### PROVIDED RECORDS
--

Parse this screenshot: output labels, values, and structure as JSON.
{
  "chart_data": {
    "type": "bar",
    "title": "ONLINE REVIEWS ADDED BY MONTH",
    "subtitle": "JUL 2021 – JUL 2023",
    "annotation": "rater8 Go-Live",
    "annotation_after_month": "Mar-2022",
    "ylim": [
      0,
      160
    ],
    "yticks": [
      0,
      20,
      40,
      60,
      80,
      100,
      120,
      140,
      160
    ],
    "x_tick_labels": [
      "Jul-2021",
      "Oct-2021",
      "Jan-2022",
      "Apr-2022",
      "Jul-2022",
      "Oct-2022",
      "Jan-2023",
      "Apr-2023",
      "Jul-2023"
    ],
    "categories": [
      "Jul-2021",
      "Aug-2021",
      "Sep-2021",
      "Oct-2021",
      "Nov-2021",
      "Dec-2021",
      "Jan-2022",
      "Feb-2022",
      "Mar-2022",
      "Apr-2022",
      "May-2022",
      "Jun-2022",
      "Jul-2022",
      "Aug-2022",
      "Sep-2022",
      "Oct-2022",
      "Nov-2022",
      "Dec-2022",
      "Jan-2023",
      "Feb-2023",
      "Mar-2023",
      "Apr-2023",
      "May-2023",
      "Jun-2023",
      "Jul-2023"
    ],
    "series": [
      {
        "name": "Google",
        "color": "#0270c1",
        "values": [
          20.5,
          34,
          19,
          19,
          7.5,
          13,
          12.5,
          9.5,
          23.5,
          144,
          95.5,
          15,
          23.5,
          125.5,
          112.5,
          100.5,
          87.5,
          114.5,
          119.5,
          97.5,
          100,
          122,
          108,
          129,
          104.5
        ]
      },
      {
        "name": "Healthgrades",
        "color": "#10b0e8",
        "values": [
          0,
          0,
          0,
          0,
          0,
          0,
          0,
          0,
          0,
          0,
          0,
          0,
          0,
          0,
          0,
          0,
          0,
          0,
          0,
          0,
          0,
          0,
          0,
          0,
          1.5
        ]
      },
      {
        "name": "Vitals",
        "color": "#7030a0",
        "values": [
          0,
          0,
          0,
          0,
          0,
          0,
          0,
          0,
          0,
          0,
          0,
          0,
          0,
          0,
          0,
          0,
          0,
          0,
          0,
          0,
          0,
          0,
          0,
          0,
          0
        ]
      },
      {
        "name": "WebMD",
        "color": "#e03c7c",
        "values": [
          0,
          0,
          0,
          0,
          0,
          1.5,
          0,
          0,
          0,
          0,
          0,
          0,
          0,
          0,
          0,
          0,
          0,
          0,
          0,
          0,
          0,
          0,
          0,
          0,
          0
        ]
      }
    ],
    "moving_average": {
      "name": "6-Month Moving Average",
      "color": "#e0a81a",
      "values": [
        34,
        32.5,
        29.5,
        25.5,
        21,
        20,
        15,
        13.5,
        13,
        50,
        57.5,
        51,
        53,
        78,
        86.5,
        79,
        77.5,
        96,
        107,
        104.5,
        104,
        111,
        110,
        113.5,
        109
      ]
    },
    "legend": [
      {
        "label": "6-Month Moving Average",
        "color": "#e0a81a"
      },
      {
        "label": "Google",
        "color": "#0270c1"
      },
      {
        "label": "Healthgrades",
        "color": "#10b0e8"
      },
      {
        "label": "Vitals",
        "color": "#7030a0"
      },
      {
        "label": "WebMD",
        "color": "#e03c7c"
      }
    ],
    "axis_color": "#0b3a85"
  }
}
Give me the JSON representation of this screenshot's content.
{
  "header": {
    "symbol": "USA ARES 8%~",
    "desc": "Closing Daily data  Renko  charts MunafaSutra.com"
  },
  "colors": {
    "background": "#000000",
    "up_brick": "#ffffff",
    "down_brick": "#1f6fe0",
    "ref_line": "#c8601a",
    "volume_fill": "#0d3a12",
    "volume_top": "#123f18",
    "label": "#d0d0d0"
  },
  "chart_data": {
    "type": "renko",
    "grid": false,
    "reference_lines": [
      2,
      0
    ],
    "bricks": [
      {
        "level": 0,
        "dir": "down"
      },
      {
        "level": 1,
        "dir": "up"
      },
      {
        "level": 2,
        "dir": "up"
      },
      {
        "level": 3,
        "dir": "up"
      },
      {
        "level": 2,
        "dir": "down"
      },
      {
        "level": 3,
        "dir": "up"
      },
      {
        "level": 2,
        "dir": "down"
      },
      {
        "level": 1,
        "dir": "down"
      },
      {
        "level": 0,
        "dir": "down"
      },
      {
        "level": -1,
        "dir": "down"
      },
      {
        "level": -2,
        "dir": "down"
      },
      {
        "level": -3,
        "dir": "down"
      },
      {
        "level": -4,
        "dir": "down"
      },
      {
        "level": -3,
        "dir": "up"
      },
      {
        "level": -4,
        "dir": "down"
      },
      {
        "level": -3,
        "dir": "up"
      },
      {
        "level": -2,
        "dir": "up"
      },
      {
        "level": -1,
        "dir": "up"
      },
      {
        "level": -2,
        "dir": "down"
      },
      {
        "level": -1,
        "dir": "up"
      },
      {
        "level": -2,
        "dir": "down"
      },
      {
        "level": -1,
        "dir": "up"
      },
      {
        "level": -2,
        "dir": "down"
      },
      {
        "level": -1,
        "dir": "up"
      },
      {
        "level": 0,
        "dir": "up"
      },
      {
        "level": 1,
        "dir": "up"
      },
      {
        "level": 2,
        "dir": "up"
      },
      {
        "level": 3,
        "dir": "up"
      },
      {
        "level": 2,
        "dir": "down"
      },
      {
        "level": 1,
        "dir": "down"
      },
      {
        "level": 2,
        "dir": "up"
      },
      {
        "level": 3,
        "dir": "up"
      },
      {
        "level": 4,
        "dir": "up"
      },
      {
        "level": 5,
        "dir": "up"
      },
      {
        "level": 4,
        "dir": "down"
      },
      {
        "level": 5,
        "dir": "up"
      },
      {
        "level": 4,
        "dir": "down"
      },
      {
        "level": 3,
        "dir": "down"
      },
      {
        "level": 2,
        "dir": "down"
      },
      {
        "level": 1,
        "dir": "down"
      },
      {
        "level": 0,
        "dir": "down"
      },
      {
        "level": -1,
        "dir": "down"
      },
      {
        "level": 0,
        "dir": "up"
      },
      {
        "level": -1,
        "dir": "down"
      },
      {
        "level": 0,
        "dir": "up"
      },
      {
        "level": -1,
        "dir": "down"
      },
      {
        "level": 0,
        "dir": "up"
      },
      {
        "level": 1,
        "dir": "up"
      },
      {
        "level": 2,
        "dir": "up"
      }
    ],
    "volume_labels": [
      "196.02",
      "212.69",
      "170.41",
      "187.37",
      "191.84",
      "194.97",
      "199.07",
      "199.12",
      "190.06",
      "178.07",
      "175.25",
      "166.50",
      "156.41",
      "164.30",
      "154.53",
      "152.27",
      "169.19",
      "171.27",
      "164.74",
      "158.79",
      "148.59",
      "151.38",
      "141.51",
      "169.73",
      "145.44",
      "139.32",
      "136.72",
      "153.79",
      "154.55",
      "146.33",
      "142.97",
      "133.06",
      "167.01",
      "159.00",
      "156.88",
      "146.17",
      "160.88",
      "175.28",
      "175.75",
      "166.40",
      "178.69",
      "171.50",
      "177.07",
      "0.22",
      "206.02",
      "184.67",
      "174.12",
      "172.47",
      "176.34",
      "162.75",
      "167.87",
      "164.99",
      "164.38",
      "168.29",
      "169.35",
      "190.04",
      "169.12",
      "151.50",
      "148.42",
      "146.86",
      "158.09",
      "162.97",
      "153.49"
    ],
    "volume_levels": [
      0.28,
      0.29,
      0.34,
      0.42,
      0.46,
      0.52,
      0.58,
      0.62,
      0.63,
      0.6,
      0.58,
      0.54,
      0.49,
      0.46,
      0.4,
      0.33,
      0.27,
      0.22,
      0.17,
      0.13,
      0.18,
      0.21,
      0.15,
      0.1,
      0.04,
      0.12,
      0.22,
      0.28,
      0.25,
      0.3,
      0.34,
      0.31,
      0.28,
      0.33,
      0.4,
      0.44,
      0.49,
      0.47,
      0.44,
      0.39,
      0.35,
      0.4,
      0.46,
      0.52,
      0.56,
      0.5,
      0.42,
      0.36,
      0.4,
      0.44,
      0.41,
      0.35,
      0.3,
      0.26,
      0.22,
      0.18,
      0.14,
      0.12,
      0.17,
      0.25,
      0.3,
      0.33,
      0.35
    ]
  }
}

--

### WORK TO DO
Filter the listing above for the string "screenshot" and copy every matching line.

### SOLVED PROBLEM
Parse this screenshot: output labels, values, and structure as JSON.
Give me the JSON representation of this screenshot's content.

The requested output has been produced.